TASK INSTRUCTIONS: Every line that holds the string "بفرا" is to be identified and copied.

Stored entries
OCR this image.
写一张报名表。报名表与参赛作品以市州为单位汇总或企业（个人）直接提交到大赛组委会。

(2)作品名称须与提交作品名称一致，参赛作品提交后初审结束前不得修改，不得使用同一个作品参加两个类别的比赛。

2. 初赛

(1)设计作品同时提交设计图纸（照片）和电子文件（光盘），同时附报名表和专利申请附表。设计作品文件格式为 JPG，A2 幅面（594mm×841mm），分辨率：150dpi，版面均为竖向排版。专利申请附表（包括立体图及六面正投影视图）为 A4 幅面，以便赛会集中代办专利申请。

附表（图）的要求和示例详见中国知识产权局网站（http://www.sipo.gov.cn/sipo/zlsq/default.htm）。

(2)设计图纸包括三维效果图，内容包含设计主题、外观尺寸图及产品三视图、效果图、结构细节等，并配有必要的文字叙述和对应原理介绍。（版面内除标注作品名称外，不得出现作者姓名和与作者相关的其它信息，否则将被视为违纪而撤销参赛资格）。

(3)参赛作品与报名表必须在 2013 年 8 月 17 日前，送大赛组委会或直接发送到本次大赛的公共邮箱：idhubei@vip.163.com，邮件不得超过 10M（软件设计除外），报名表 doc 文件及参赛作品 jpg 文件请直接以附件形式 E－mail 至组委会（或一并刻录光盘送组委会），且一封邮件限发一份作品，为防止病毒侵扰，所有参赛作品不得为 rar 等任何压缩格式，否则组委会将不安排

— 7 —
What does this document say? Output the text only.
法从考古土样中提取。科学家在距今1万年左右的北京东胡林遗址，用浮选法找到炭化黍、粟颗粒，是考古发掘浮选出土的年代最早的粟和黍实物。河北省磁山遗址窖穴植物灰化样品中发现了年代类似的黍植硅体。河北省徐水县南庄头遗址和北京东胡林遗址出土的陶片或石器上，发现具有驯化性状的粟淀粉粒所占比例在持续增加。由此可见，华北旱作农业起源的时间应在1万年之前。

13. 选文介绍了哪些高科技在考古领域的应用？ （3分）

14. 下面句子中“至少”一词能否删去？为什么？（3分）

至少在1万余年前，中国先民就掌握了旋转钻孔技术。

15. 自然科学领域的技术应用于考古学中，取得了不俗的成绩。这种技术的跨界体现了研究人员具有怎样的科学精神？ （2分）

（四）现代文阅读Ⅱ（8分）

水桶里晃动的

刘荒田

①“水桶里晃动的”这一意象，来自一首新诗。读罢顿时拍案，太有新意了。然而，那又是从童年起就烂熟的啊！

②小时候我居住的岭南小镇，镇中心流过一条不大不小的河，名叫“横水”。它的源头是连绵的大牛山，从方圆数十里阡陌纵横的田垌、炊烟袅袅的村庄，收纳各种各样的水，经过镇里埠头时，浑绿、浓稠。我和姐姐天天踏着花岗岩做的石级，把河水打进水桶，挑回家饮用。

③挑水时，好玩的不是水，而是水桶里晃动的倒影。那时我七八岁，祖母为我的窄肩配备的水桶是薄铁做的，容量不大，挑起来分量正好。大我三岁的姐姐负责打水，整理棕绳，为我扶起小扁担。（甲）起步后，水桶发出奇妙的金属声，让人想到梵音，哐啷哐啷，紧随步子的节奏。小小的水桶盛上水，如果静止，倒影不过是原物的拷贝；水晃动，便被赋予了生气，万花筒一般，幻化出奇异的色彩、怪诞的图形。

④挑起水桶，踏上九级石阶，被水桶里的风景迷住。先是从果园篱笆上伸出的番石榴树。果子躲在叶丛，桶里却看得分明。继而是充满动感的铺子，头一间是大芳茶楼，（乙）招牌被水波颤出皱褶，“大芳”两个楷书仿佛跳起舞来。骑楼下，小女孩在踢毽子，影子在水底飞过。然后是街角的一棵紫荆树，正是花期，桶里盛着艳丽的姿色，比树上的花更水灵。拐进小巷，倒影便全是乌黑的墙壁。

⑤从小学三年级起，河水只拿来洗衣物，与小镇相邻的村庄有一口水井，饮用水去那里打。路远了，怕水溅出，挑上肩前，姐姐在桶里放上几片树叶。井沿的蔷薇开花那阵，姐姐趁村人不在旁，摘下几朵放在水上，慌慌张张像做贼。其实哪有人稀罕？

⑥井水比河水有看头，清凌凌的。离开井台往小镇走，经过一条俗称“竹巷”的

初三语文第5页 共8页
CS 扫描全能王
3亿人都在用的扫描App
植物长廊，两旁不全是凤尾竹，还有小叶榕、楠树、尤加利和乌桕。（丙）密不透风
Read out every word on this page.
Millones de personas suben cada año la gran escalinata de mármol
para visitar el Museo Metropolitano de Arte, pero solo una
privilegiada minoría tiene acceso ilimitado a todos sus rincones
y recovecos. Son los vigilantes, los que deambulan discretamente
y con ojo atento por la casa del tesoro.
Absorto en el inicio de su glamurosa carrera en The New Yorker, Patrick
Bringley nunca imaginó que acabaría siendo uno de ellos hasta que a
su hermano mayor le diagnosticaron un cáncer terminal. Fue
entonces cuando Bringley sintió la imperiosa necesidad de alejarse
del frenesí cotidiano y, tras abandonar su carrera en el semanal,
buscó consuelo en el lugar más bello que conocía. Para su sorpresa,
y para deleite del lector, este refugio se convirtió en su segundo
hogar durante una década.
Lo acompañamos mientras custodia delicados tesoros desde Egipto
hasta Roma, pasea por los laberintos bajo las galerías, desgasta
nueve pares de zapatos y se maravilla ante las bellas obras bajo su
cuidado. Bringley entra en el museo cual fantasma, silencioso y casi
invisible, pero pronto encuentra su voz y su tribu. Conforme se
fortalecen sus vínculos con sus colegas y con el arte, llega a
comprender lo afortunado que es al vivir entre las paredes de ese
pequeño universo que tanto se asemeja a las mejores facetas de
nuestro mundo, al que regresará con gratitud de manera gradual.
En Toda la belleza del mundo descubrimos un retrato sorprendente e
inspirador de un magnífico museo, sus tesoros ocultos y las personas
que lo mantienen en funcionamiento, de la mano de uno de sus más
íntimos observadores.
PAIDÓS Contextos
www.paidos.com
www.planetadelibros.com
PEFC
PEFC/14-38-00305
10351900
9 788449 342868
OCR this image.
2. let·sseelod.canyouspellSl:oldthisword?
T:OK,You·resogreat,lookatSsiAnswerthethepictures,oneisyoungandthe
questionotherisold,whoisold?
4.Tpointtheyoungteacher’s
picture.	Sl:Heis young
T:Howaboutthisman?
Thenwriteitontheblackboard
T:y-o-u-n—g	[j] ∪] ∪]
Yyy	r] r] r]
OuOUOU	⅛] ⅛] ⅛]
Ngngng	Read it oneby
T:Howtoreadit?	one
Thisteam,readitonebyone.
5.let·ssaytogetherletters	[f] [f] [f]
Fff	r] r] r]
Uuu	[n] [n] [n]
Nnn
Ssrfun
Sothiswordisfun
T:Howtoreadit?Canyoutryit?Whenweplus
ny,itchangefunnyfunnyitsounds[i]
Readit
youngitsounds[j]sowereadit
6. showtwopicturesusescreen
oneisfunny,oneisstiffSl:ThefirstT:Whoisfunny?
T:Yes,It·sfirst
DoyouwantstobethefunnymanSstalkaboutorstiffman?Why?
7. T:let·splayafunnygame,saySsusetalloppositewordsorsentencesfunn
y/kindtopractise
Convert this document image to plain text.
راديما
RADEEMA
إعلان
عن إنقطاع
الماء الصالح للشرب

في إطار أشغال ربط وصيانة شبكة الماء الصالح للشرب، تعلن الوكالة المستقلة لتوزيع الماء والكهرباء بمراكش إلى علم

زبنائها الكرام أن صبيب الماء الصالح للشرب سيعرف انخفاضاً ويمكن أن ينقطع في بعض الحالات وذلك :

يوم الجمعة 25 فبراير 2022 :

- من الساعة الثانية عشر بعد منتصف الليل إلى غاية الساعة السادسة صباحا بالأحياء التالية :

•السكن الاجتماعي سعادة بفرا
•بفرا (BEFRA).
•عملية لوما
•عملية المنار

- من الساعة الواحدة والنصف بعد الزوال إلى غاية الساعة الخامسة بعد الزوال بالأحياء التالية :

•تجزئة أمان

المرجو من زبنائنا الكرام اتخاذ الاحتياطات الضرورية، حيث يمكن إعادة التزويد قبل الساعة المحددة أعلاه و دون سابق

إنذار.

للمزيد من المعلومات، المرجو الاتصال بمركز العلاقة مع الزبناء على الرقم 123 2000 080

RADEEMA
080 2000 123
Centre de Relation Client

SOLUTION BELOW:
•السكن الاجتماعي سعادة بفرا
•بفرا (BEFRA).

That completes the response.